(JOB) Your answer should be a single number: the count of lines containing "JSON".

(INFORMATION GIVEN)
□ □ □ □ □ □ □

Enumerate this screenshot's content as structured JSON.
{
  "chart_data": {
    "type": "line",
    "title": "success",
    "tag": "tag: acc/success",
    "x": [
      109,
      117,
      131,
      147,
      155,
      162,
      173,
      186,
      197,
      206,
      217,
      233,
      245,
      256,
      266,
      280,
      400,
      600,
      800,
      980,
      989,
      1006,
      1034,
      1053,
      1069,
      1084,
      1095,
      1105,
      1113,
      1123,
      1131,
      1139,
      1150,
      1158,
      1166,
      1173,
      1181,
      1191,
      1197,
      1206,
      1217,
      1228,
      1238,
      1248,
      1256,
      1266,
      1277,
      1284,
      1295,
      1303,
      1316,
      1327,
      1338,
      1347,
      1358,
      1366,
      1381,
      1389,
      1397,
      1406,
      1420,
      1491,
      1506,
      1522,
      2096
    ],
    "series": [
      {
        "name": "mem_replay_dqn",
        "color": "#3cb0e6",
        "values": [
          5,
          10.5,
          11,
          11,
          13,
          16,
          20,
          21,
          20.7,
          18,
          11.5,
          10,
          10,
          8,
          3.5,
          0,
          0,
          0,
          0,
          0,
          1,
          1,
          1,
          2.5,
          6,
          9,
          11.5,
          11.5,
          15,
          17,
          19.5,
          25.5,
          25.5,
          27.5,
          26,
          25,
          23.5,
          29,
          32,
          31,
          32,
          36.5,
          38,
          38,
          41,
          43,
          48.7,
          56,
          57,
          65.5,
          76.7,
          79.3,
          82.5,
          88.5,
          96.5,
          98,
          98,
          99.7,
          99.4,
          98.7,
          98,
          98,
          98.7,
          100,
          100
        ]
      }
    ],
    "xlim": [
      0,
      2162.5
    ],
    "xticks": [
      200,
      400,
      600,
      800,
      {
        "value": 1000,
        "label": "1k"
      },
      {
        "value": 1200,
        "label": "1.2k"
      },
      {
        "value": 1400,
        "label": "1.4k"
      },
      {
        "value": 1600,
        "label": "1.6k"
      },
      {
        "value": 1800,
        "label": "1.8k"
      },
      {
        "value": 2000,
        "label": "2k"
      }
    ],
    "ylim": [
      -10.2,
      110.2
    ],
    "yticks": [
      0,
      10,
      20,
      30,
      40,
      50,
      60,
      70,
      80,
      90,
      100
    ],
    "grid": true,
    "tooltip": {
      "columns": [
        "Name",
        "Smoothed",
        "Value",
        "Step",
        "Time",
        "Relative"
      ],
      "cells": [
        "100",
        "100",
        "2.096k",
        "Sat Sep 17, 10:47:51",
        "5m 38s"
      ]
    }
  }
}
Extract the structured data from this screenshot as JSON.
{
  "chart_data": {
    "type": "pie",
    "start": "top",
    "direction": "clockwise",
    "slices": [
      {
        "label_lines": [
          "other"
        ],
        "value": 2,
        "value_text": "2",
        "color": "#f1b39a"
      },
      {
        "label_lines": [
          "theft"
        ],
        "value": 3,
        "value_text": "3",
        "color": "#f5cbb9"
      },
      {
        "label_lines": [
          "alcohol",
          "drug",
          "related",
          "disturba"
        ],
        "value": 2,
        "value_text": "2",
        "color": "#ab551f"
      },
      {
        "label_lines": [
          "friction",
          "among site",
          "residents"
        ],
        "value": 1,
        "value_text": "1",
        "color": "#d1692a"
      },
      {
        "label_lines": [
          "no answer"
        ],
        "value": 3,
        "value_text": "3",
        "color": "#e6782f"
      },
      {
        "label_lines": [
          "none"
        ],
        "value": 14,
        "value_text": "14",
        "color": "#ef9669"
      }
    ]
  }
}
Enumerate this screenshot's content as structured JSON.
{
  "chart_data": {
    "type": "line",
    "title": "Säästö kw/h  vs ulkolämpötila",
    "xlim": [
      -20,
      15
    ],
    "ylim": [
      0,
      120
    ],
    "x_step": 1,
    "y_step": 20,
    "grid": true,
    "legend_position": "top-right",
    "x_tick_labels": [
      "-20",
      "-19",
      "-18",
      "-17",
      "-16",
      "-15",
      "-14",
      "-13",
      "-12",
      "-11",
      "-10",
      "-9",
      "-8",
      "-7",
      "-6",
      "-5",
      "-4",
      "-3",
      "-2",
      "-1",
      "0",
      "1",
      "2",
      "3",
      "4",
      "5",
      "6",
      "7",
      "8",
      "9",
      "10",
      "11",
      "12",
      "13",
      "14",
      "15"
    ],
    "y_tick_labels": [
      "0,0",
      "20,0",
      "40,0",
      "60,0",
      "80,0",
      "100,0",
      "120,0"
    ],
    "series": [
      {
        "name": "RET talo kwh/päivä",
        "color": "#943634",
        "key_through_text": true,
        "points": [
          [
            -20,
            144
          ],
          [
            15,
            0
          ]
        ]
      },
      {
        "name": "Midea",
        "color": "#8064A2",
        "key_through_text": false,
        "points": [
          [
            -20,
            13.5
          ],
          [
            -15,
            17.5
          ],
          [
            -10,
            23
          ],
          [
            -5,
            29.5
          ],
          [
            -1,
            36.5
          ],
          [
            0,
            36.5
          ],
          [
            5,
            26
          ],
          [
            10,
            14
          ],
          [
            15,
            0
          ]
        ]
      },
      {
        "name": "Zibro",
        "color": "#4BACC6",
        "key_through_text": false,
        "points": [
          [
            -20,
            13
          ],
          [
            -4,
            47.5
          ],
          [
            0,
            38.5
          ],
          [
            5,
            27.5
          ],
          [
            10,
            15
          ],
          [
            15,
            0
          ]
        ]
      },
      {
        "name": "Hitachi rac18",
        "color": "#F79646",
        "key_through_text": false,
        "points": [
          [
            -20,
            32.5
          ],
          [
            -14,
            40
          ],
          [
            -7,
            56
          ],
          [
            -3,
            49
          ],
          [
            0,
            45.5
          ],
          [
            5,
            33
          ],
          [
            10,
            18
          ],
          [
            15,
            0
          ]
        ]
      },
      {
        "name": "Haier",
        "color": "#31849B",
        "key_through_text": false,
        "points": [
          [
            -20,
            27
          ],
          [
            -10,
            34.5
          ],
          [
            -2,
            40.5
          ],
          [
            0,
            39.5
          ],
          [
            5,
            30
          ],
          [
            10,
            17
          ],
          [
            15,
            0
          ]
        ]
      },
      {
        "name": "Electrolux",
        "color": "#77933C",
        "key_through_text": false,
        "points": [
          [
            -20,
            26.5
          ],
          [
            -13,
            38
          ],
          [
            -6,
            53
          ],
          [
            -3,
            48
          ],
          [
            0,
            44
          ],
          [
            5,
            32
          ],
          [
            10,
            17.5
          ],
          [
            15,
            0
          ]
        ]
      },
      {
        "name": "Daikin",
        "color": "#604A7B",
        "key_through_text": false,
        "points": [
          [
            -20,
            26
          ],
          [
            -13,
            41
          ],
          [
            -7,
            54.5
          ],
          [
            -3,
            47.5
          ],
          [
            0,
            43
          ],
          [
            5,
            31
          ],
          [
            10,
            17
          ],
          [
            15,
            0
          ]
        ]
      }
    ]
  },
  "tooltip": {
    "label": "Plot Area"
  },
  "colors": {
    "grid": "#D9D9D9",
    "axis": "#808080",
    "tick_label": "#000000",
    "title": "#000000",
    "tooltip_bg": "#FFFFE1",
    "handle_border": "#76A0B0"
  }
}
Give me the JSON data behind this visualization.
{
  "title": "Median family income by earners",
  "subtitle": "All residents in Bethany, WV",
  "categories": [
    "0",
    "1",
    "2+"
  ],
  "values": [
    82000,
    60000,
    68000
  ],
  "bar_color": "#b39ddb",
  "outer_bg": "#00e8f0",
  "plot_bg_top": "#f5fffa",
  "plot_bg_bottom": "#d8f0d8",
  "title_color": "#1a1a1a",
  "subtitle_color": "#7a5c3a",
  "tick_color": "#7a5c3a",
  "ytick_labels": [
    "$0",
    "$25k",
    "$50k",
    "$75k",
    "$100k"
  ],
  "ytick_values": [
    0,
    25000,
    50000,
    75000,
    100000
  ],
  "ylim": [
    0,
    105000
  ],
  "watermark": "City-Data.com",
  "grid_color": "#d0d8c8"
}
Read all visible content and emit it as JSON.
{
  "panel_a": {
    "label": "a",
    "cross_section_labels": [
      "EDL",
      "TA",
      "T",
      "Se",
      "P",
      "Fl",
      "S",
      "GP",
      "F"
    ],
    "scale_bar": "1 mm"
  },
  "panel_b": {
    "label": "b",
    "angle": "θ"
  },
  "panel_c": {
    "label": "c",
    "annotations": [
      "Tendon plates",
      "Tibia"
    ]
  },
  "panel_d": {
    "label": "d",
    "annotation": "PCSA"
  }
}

□ □ □ □ □ □ □

(SOLUTION TO THE PROBLEM) 5